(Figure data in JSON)
★ ★ ★
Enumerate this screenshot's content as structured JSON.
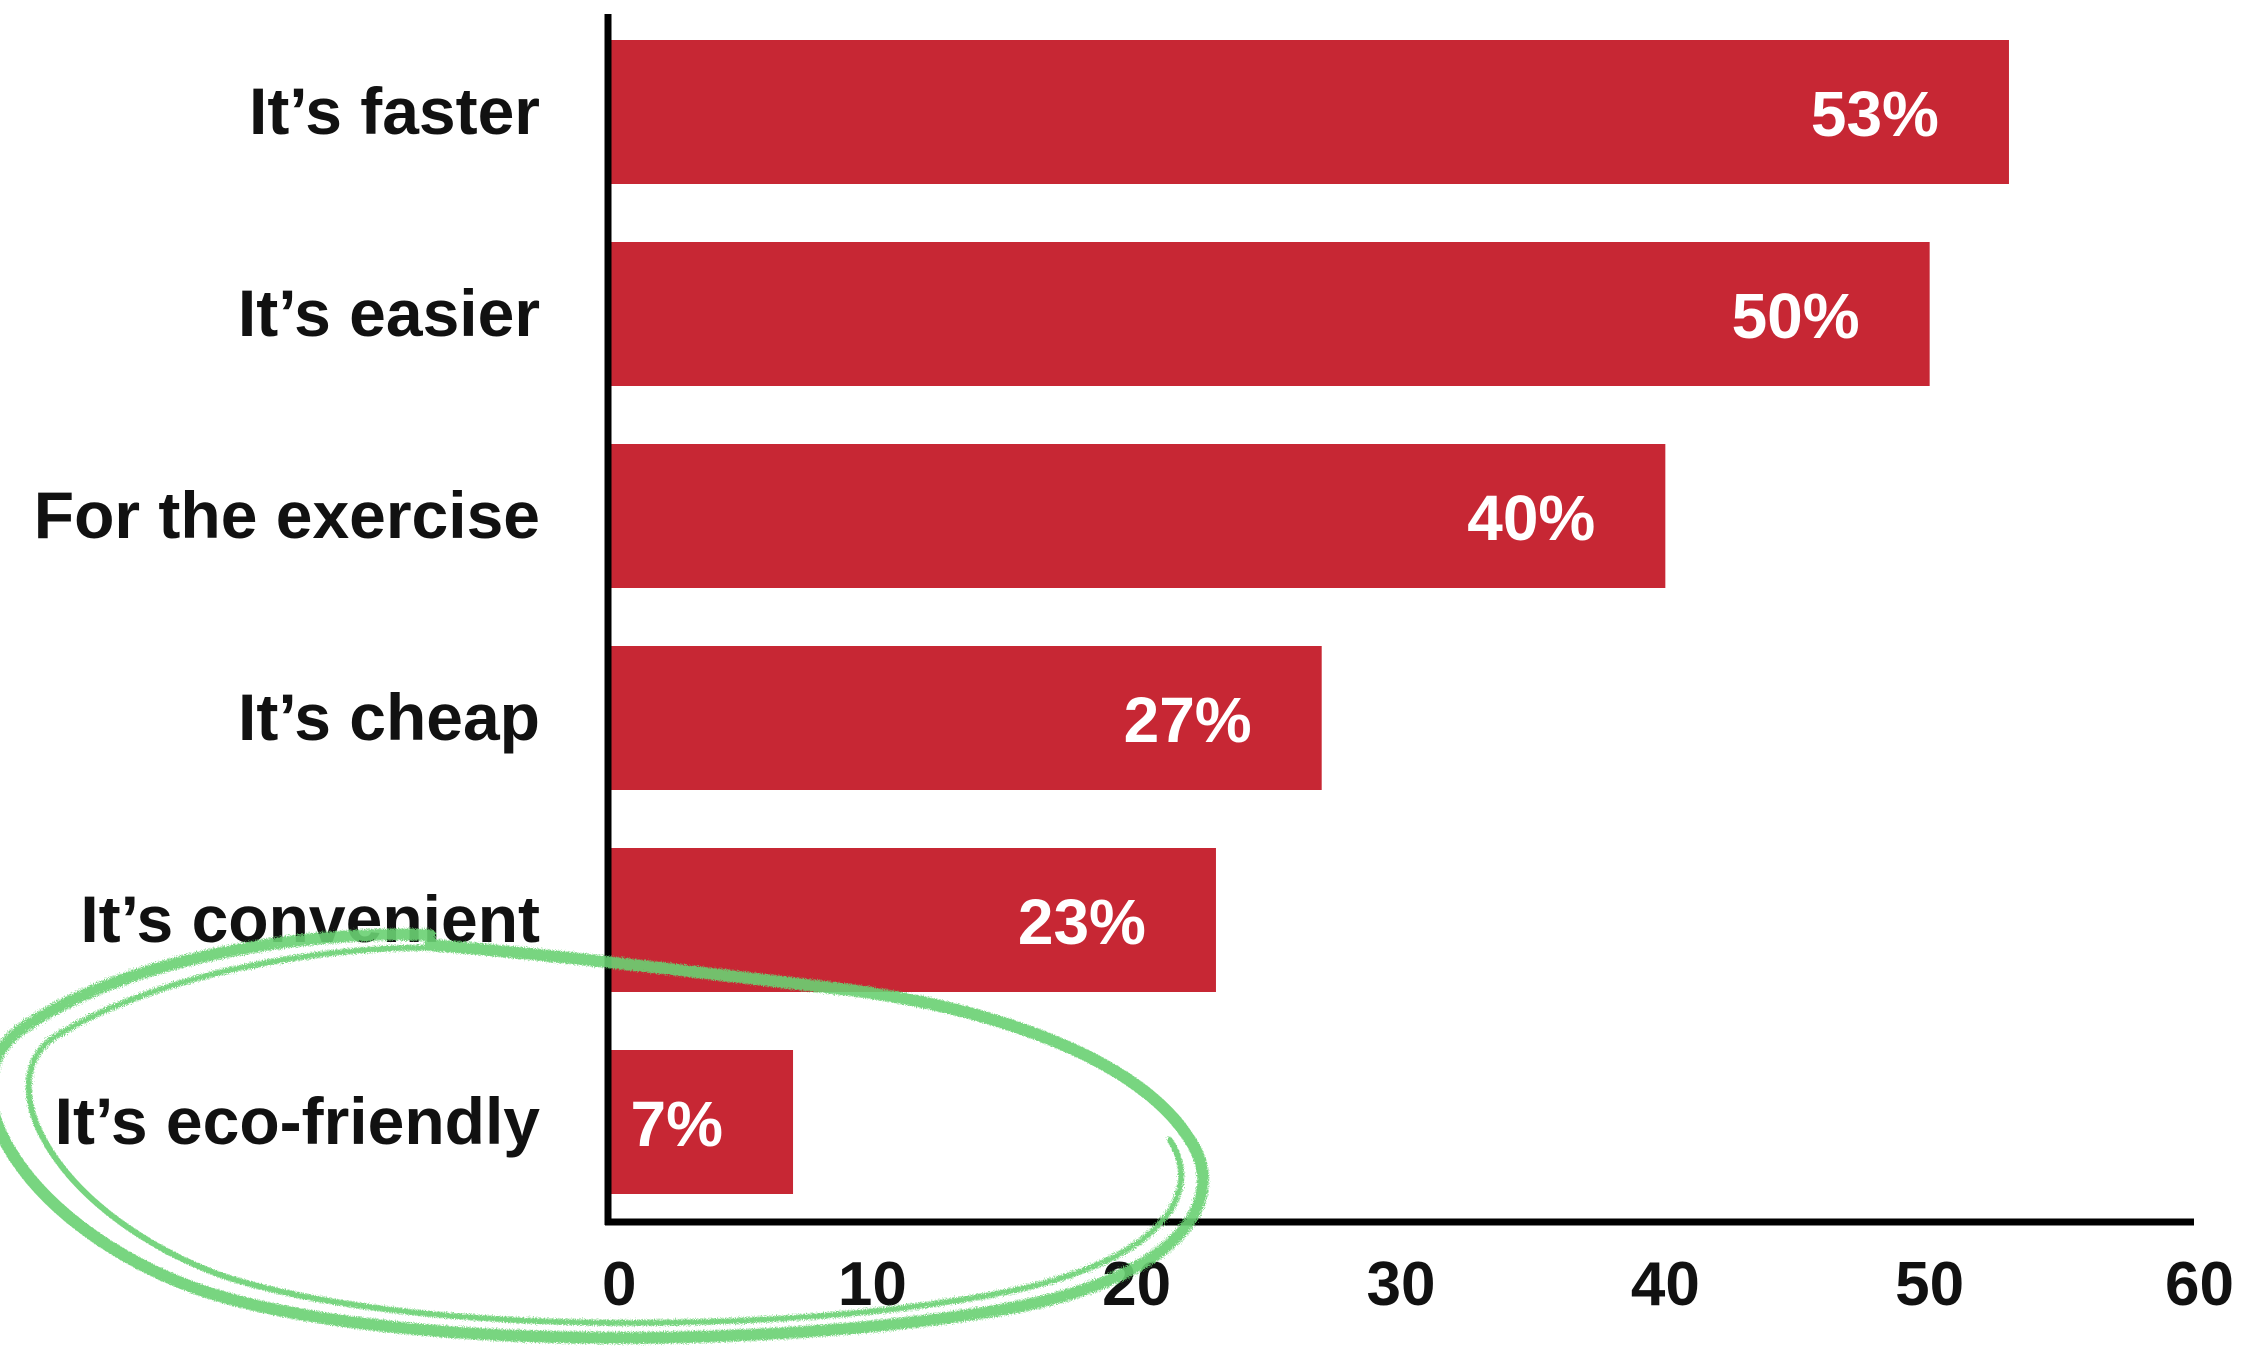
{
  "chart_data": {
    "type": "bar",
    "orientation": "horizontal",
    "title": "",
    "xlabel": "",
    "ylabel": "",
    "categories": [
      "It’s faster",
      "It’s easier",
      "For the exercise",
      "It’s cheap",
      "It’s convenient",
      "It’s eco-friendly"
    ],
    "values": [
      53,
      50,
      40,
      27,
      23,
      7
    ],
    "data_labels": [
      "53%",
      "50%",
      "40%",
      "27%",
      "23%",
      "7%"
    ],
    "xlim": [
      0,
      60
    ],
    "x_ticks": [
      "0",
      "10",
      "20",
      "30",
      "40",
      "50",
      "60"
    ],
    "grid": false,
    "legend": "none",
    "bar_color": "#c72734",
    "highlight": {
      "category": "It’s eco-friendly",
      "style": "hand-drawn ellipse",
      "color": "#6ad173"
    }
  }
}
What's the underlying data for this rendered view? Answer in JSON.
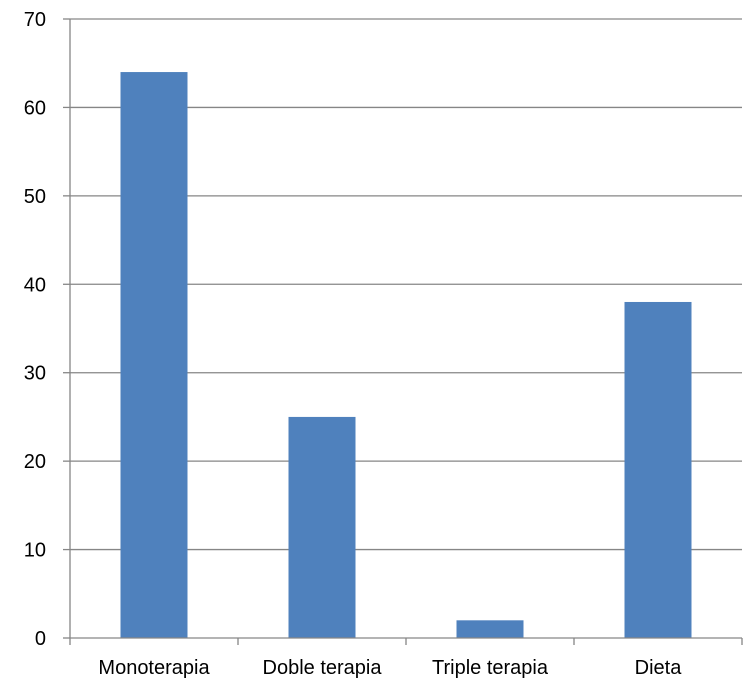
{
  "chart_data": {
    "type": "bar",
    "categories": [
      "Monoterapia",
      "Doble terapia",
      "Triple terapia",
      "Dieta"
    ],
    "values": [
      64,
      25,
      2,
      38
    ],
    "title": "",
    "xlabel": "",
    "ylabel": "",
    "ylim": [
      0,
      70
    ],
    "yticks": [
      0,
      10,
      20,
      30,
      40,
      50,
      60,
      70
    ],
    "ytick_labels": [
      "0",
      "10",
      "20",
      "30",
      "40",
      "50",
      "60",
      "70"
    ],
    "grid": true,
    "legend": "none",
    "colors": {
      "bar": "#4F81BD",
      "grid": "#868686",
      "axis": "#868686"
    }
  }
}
★ ★ ★
→ **Objective**: Working from the lines above, reproduce the material exactly and exclude its pictures.

→ **Result of the exercise**:
Enumerate this screenshot's content as structured JSON.
{
  "chart_data": {
    "type": "bar",
    "orientation": "horizontal",
    "title": "",
    "xlabel": "",
    "ylabel": "",
    "categories": [
      "It’s faster",
      "It’s easier",
      "For the exercise",
      "It’s cheap",
      "It’s convenient",
      "It’s eco-friendly"
    ],
    "values": [
      53,
      50,
      40,
      27,
      23,
      7
    ],
    "data_labels": [
      "53%",
      "50%",
      "40%",
      "27%",
      "23%",
      "7%"
    ],
    "xlim": [
      0,
      60
    ],
    "x_ticks": [
      "0",
      "10",
      "20",
      "30",
      "40",
      "50",
      "60"
    ],
    "grid": false,
    "legend": "none",
    "bar_color": "#c72734",
    "highlight": {
      "category": "It’s eco-friendly",
      "style": "hand-drawn ellipse",
      "color": "#6ad173"
    }
  }
}
What's the underlying data for this rendered view? Answer in JSON.
{
  "chart_data": {
    "type": "bar",
    "categories": [
      "Monoterapia",
      "Doble terapia",
      "Triple terapia",
      "Dieta"
    ],
    "values": [
      64,
      25,
      2,
      38
    ],
    "title": "",
    "xlabel": "",
    "ylabel": "",
    "ylim": [
      0,
      70
    ],
    "yticks": [
      0,
      10,
      20,
      30,
      40,
      50,
      60,
      70
    ],
    "ytick_labels": [
      "0",
      "10",
      "20",
      "30",
      "40",
      "50",
      "60",
      "70"
    ],
    "grid": true,
    "legend": "none",
    "colors": {
      "bar": "#4F81BD",
      "grid": "#868686",
      "axis": "#868686"
    }
  }
}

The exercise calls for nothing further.